- _Objective_: Compute the number of lines that include the string "Ease", then output that number and nothing else.

- _Records provided_:
===

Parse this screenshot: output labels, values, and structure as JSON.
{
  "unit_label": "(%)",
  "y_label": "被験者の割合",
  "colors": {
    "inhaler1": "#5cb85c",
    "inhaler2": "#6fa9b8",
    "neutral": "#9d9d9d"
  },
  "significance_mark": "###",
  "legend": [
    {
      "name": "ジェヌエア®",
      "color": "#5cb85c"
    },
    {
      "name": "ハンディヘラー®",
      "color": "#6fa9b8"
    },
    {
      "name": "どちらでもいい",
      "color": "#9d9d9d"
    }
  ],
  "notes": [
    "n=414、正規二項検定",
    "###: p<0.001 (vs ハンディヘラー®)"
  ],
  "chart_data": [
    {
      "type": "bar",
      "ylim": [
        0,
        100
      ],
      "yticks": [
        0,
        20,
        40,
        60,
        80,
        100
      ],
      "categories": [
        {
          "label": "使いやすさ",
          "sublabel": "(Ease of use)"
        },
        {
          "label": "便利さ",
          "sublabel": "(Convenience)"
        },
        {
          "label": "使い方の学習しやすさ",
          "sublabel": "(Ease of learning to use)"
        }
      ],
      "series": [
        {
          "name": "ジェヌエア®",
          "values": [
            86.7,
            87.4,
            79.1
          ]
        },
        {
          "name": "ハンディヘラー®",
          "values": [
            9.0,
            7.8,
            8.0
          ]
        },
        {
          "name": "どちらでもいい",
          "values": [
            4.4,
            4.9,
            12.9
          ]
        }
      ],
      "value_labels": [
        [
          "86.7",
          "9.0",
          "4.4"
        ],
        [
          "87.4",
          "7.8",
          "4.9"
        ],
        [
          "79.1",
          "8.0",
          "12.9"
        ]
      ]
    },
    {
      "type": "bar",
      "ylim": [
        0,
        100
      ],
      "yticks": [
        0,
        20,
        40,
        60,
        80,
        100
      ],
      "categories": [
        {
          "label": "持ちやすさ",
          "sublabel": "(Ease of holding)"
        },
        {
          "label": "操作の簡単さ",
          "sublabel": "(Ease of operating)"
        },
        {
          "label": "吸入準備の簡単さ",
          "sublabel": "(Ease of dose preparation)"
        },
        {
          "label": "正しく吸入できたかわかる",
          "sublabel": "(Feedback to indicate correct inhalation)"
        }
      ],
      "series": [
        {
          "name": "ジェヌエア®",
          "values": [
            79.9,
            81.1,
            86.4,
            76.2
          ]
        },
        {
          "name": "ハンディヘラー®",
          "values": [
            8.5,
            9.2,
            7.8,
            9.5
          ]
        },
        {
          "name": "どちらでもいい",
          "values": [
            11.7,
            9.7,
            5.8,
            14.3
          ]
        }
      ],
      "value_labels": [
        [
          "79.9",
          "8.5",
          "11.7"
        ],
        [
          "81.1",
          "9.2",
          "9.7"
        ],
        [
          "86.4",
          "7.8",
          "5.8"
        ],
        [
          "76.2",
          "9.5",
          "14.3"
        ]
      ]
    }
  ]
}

===

- _Result below_: 5